(Data entries for graphics)

※ ※ ※

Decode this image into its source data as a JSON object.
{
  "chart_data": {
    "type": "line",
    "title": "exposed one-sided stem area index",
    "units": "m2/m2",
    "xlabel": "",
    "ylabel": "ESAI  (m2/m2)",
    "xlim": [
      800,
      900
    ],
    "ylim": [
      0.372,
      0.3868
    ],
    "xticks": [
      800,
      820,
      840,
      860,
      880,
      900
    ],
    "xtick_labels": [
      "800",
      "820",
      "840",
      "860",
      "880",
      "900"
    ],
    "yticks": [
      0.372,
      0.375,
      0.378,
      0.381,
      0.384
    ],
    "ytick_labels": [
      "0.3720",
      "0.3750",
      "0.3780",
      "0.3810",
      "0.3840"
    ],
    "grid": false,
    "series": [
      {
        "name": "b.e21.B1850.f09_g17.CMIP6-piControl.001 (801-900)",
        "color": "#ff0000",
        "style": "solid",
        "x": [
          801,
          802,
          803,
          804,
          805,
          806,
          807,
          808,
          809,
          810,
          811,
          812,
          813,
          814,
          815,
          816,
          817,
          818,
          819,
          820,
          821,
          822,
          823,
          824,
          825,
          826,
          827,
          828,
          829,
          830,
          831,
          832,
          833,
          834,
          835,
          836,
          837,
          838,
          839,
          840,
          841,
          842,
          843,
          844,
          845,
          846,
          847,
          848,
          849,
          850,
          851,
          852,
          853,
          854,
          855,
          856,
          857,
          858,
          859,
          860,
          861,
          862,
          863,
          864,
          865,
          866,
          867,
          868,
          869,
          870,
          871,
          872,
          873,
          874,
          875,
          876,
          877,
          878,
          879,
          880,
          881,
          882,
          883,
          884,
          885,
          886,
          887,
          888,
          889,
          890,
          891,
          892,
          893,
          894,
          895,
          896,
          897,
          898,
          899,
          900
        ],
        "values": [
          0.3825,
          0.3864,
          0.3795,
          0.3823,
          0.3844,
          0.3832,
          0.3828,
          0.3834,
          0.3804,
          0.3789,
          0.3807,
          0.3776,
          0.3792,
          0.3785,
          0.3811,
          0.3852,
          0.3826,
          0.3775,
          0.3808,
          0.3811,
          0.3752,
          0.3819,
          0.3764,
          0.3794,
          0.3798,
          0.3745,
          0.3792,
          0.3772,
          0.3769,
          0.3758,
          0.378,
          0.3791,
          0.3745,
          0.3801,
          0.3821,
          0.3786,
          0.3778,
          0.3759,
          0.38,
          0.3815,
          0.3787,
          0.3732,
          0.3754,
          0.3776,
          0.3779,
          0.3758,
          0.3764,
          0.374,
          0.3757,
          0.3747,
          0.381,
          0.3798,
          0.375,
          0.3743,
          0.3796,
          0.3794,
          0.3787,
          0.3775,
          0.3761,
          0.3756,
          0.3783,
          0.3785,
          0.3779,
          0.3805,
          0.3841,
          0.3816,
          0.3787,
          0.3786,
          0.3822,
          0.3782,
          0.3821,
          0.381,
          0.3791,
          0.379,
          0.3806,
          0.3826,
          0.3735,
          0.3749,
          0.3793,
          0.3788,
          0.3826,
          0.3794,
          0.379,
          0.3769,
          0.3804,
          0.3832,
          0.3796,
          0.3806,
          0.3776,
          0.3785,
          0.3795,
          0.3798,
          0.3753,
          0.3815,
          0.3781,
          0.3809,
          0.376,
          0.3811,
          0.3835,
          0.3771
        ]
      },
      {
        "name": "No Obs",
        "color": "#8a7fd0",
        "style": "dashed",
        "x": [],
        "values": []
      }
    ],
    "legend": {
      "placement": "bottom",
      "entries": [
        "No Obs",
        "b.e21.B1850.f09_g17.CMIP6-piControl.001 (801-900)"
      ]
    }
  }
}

※ ※ ※

SHORT TASK:
What is the number of lines that hold the string "piControl"? Reply with that number alone.

TASK OUTPUT:
2